◆ **PROVIDED ENTRIES**:
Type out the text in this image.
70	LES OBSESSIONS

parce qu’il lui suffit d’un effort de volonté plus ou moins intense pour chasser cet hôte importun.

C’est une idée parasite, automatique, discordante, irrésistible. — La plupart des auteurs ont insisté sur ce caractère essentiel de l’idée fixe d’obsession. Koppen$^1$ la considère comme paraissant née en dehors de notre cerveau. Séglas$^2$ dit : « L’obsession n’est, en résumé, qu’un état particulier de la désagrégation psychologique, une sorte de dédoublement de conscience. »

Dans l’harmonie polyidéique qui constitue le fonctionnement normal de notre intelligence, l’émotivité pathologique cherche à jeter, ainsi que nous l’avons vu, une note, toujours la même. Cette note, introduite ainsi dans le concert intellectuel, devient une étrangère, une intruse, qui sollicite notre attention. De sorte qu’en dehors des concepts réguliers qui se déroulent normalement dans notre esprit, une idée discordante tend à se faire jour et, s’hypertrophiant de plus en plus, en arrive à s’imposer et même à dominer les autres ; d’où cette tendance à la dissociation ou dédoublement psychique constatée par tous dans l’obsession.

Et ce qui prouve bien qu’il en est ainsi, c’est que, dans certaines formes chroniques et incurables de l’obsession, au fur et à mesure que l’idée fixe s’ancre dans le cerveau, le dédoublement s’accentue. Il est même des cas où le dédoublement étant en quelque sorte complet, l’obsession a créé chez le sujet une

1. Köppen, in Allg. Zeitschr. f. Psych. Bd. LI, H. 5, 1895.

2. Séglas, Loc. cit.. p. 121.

◆ **WHAT TO DO**: Retype the records that precede this task, keeping them exactly the same.

◆ **EXERCISE OUTPUT**:
Type out the text in this image.
70	LES OBSESSIONS

parce qu’il lui suffit d’un effort de volonté plus ou moins intense pour chasser cet hôte importun.

C’est une idée parasite, automatique, discordante, irrésistible. — La plupart des auteurs ont insisté sur ce caractère essentiel de l’idée fixe d’obsession. Koppen$^1$ la considère comme paraissant née en dehors de notre cerveau. Séglas$^2$ dit : « L’obsession n’est, en résumé, qu’un état particulier de la désagrégation psychologique, une sorte de dédoublement de conscience. »

Dans l’harmonie polyidéique qui constitue le fonctionnement normal de notre intelligence, l’émotivité pathologique cherche à jeter, ainsi que nous l’avons vu, une note, toujours la même. Cette note, introduite ainsi dans le concert intellectuel, devient une étrangère, une intruse, qui sollicite notre attention. De sorte qu’en dehors des concepts réguliers qui se déroulent normalement dans notre esprit, une idée discordante tend à se faire jour et, s’hypertrophiant de plus en plus, en arrive à s’imposer et même à dominer les autres ; d’où cette tendance à la dissociation ou dédoublement psychique constatée par tous dans l’obsession.

Et ce qui prouve bien qu’il en est ainsi, c’est que, dans certaines formes chroniques et incurables de l’obsession, au fur et à mesure que l’idée fixe s’ancre dans le cerveau, le dédoublement s’accentue. Il est même des cas où le dédoublement étant en quelque sorte complet, l’obsession a créé chez le sujet une

1. Köppen, in Allg. Zeitschr. f. Psych. Bd. LI, H. 5, 1895.

2. Séglas, Loc. cit.. p. 121.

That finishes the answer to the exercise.